Stored items:
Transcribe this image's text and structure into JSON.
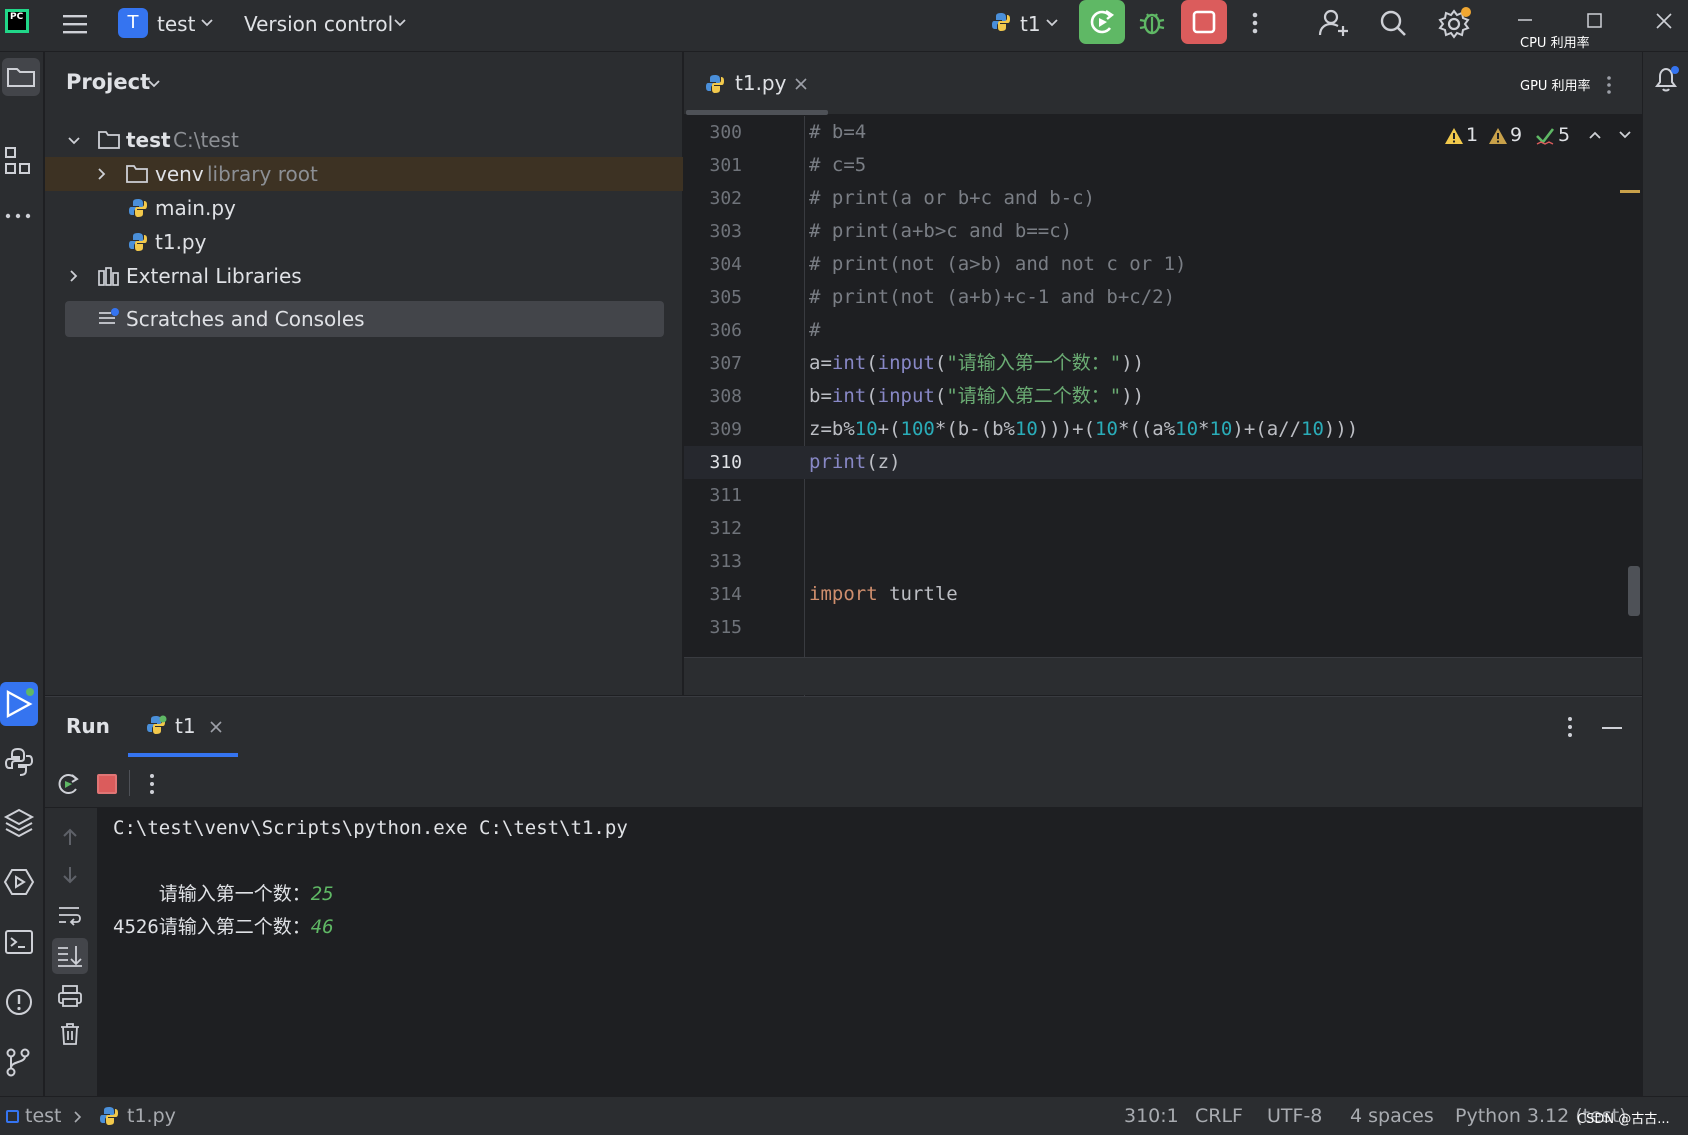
{
  "titlebar": {
    "project_letter": "T",
    "project_name": "test",
    "vcs_label": "Version control",
    "run_config": "t1",
    "cpu_label": "CPU 利用率",
    "gpu_label": "GPU 利用率"
  },
  "project_panel": {
    "title": "Project",
    "tree": {
      "root_name": "test",
      "root_path": "C:\\test",
      "venv_name": "venv",
      "venv_hint": "library root",
      "file1": "main.py",
      "file2": "t1.py",
      "external": "External Libraries",
      "scratches": "Scratches and Consoles"
    }
  },
  "editor": {
    "tab_label": "t1.py",
    "inspections": {
      "warnings_a": "1",
      "warnings_b": "9",
      "ok": "5"
    },
    "current_line": "310",
    "lines": [
      {
        "n": "300",
        "text": "# b=4"
      },
      {
        "n": "301",
        "text": "# c=5"
      },
      {
        "n": "302",
        "text": "# print(a or b+c and b-c)"
      },
      {
        "n": "303",
        "text": "# print(a+b>c and b==c)"
      },
      {
        "n": "304",
        "text": "# print(not (a>b) and not c or 1)"
      },
      {
        "n": "305",
        "text": "# print(not (a+b)+c-1 and b+c/2)"
      },
      {
        "n": "306",
        "text": "#"
      },
      {
        "n": "307",
        "text": "a=int(input(\"请输入第一个数：\"))"
      },
      {
        "n": "308",
        "text": "b=int(input(\"请输入第二个数：\"))"
      },
      {
        "n": "309",
        "text": "z=b%10+(100*(b-(b%10)))+(10*((a%10*10)+(a//10)))"
      },
      {
        "n": "310",
        "text": "print(z)"
      },
      {
        "n": "311",
        "text": ""
      },
      {
        "n": "312",
        "text": ""
      },
      {
        "n": "313",
        "text": ""
      },
      {
        "n": "314",
        "text": "import turtle"
      },
      {
        "n": "315",
        "text": ""
      }
    ]
  },
  "run_panel": {
    "title": "Run",
    "tab_label": "t1",
    "output": {
      "cmd": "C:\\test\\venv\\Scripts\\python.exe C:\\test\\t1.py",
      "prompt1": "请输入第一个数：",
      "input1": "25",
      "prompt2": "请输入第二个数：",
      "input2": "46",
      "result": "4526"
    }
  },
  "statusbar": {
    "crumb_project": "test",
    "crumb_file": "t1.py",
    "position": "310:1",
    "line_sep": "CRLF",
    "encoding": "UTF-8",
    "indent": "4 spaces",
    "interpreter": "Python 3.12 (test)",
    "watermark": "CSDN @古古..."
  },
  "colors": {
    "accent": "#3574f0",
    "run_green": "#5fb865",
    "stop_red": "#db5c5c",
    "comment": "#7a7e85",
    "string": "#6aab73",
    "number": "#2aacb8",
    "keyword": "#cf8e6d",
    "builtin": "#8888c6"
  }
}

== Directions for this task ==
Repeat all of the data above word for word, minus the pictures.

== Exercise output ==
Transcribe this image's text and structure into JSON.
{
  "titlebar": {
    "project_letter": "T",
    "project_name": "test",
    "vcs_label": "Version control",
    "run_config": "t1",
    "cpu_label": "CPU 利用率",
    "gpu_label": "GPU 利用率"
  },
  "project_panel": {
    "title": "Project",
    "tree": {
      "root_name": "test",
      "root_path": "C:\\test",
      "venv_name": "venv",
      "venv_hint": "library root",
      "file1": "main.py",
      "file2": "t1.py",
      "external": "External Libraries",
      "scratches": "Scratches and Consoles"
    }
  },
  "editor": {
    "tab_label": "t1.py",
    "inspections": {
      "warnings_a": "1",
      "warnings_b": "9",
      "ok": "5"
    },
    "current_line": "310",
    "lines": [
      {
        "n": "300",
        "text": "# b=4"
      },
      {
        "n": "301",
        "text": "# c=5"
      },
      {
        "n": "302",
        "text": "# print(a or b+c and b-c)"
      },
      {
        "n": "303",
        "text": "# print(a+b>c and b==c)"
      },
      {
        "n": "304",
        "text": "# print(not (a>b) and not c or 1)"
      },
      {
        "n": "305",
        "text": "# print(not (a+b)+c-1 and b+c/2)"
      },
      {
        "n": "306",
        "text": "#"
      },
      {
        "n": "307",
        "text": "a=int(input(\"请输入第一个数：\"))"
      },
      {
        "n": "308",
        "text": "b=int(input(\"请输入第二个数：\"))"
      },
      {
        "n": "309",
        "text": "z=b%10+(100*(b-(b%10)))+(10*((a%10*10)+(a//10)))"
      },
      {
        "n": "310",
        "text": "print(z)"
      },
      {
        "n": "311",
        "text": ""
      },
      {
        "n": "312",
        "text": ""
      },
      {
        "n": "313",
        "text": ""
      },
      {
        "n": "314",
        "text": "import turtle"
      },
      {
        "n": "315",
        "text": ""
      }
    ]
  },
  "run_panel": {
    "title": "Run",
    "tab_label": "t1",
    "output": {
      "cmd": "C:\\test\\venv\\Scripts\\python.exe C:\\test\\t1.py",
      "prompt1": "请输入第一个数：",
      "input1": "25",
      "prompt2": "请输入第二个数：",
      "input2": "46",
      "result": "4526"
    }
  },
  "statusbar": {
    "crumb_project": "test",
    "crumb_file": "t1.py",
    "position": "310:1",
    "line_sep": "CRLF",
    "encoding": "UTF-8",
    "indent": "4 spaces",
    "interpreter": "Python 3.12 (test)",
    "watermark": "CSDN @古古..."
  },
  "colors": {
    "accent": "#3574f0",
    "run_green": "#5fb865",
    "stop_red": "#db5c5c",
    "comment": "#7a7e85",
    "string": "#6aab73",
    "number": "#2aacb8",
    "keyword": "#cf8e6d",
    "builtin": "#8888c6"
  }
}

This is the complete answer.